-- BEGIN Material provided --
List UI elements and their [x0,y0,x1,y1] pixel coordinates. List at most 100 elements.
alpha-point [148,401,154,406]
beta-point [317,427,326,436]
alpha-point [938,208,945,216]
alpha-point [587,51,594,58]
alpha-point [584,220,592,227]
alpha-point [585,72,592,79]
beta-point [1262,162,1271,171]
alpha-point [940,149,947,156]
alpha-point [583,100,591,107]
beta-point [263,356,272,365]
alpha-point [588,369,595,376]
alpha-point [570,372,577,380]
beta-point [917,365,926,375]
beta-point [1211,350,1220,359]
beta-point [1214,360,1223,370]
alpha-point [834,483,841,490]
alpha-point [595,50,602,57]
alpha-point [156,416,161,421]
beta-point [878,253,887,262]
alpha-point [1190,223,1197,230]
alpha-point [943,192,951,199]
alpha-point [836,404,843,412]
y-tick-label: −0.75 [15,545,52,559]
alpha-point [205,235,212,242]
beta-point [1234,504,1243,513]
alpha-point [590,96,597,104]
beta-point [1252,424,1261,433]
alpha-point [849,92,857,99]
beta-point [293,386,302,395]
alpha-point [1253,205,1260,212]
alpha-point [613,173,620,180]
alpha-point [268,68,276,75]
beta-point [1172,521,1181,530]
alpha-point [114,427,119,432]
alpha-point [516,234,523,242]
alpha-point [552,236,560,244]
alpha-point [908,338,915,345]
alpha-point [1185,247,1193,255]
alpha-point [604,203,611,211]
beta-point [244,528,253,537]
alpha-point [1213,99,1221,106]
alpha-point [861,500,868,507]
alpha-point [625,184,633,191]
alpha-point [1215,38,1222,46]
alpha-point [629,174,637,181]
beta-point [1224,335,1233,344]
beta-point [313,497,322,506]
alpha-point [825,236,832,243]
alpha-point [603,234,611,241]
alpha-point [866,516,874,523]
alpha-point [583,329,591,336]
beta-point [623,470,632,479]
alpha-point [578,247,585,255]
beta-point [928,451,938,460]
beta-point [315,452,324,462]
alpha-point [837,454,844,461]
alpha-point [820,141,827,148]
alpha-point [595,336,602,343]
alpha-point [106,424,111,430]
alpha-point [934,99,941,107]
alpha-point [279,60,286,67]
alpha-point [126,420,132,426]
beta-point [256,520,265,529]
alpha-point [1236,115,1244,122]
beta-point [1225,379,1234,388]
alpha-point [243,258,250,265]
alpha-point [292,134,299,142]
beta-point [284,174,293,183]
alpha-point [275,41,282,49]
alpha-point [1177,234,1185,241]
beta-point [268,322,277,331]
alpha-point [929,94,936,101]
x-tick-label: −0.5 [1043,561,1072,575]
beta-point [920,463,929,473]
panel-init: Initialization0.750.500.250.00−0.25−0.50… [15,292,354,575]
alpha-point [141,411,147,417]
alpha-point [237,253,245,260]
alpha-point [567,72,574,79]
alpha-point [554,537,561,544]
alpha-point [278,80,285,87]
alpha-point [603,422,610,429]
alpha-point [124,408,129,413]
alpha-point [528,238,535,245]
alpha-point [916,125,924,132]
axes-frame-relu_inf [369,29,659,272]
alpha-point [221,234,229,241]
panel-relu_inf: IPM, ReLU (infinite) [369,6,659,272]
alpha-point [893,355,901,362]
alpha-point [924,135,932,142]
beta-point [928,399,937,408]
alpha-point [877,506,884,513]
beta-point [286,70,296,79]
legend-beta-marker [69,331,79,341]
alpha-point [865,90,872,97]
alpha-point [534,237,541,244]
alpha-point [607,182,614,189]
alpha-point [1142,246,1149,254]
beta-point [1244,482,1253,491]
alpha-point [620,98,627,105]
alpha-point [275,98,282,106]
-- END Material provided --
Reproduce every item above verbatim, one per line, in the same order.

Response to the exercise:
List UI elements and their [x0,y0,x1,y1] pixel coordinates. List at most 100 elements.
alpha-point [148,401,154,406]
beta-point [317,427,326,436]
alpha-point [938,208,945,216]
alpha-point [587,51,594,58]
alpha-point [584,220,592,227]
alpha-point [585,72,592,79]
beta-point [1262,162,1271,171]
alpha-point [940,149,947,156]
alpha-point [583,100,591,107]
beta-point [263,356,272,365]
alpha-point [588,369,595,376]
alpha-point [570,372,577,380]
beta-point [917,365,926,375]
beta-point [1211,350,1220,359]
beta-point [1214,360,1223,370]
alpha-point [834,483,841,490]
alpha-point [595,50,602,57]
alpha-point [156,416,161,421]
beta-point [878,253,887,262]
alpha-point [1190,223,1197,230]
alpha-point [943,192,951,199]
alpha-point [836,404,843,412]
y-tick-label: −0.75 [15,545,52,559]
alpha-point [205,235,212,242]
beta-point [1234,504,1243,513]
alpha-point [590,96,597,104]
beta-point [1252,424,1261,433]
alpha-point [849,92,857,99]
beta-point [293,386,302,395]
alpha-point [1253,205,1260,212]
alpha-point [613,173,620,180]
alpha-point [268,68,276,75]
beta-point [1172,521,1181,530]
alpha-point [114,427,119,432]
alpha-point [516,234,523,242]
alpha-point [552,236,560,244]
alpha-point [908,338,915,345]
alpha-point [1185,247,1193,255]
alpha-point [604,203,611,211]
beta-point [244,528,253,537]
alpha-point [1213,99,1221,106]
alpha-point [861,500,868,507]
alpha-point [625,184,633,191]
alpha-point [1215,38,1222,46]
alpha-point [629,174,637,181]
beta-point [1224,335,1233,344]
beta-point [313,497,322,506]
alpha-point [825,236,832,243]
alpha-point [603,234,611,241]
alpha-point [866,516,874,523]
alpha-point [583,329,591,336]
beta-point [623,470,632,479]
alpha-point [578,247,585,255]
beta-point [928,451,938,460]
beta-point [315,452,324,462]
alpha-point [837,454,844,461]
alpha-point [820,141,827,148]
alpha-point [595,336,602,343]
alpha-point [106,424,111,430]
alpha-point [934,99,941,107]
alpha-point [279,60,286,67]
alpha-point [126,420,132,426]
beta-point [256,520,265,529]
alpha-point [1236,115,1244,122]
beta-point [1225,379,1234,388]
alpha-point [243,258,250,265]
alpha-point [292,134,299,142]
beta-point [284,174,293,183]
alpha-point [275,41,282,49]
alpha-point [1177,234,1185,241]
beta-point [268,322,277,331]
alpha-point [929,94,936,101]
x-tick-label: −0.5 [1043,561,1072,575]
beta-point [920,463,929,473]
panel-init: Initialization0.750.500.250.00−0.25−0.50… [15,292,354,575]
alpha-point [141,411,147,417]
alpha-point [237,253,245,260]
alpha-point [567,72,574,79]
alpha-point [554,537,561,544]
alpha-point [278,80,285,87]
alpha-point [603,422,610,429]
alpha-point [124,408,129,413]
alpha-point [528,238,535,245]
alpha-point [916,125,924,132]
axes-frame-relu_inf [369,29,659,272]
alpha-point [221,234,229,241]
panel-relu_inf: IPM, ReLU (infinite) [369,6,659,272]
alpha-point [893,355,901,362]
alpha-point [924,135,932,142]
beta-point [928,399,937,408]
alpha-point [877,506,884,513]
beta-point [286,70,296,79]
legend-beta-marker [69,331,79,341]
alpha-point [865,90,872,97]
alpha-point [534,237,541,244]
alpha-point [607,182,614,189]
alpha-point [1142,246,1149,254]
beta-point [1244,482,1253,491]
alpha-point [620,98,627,105]
alpha-point [275,98,282,106]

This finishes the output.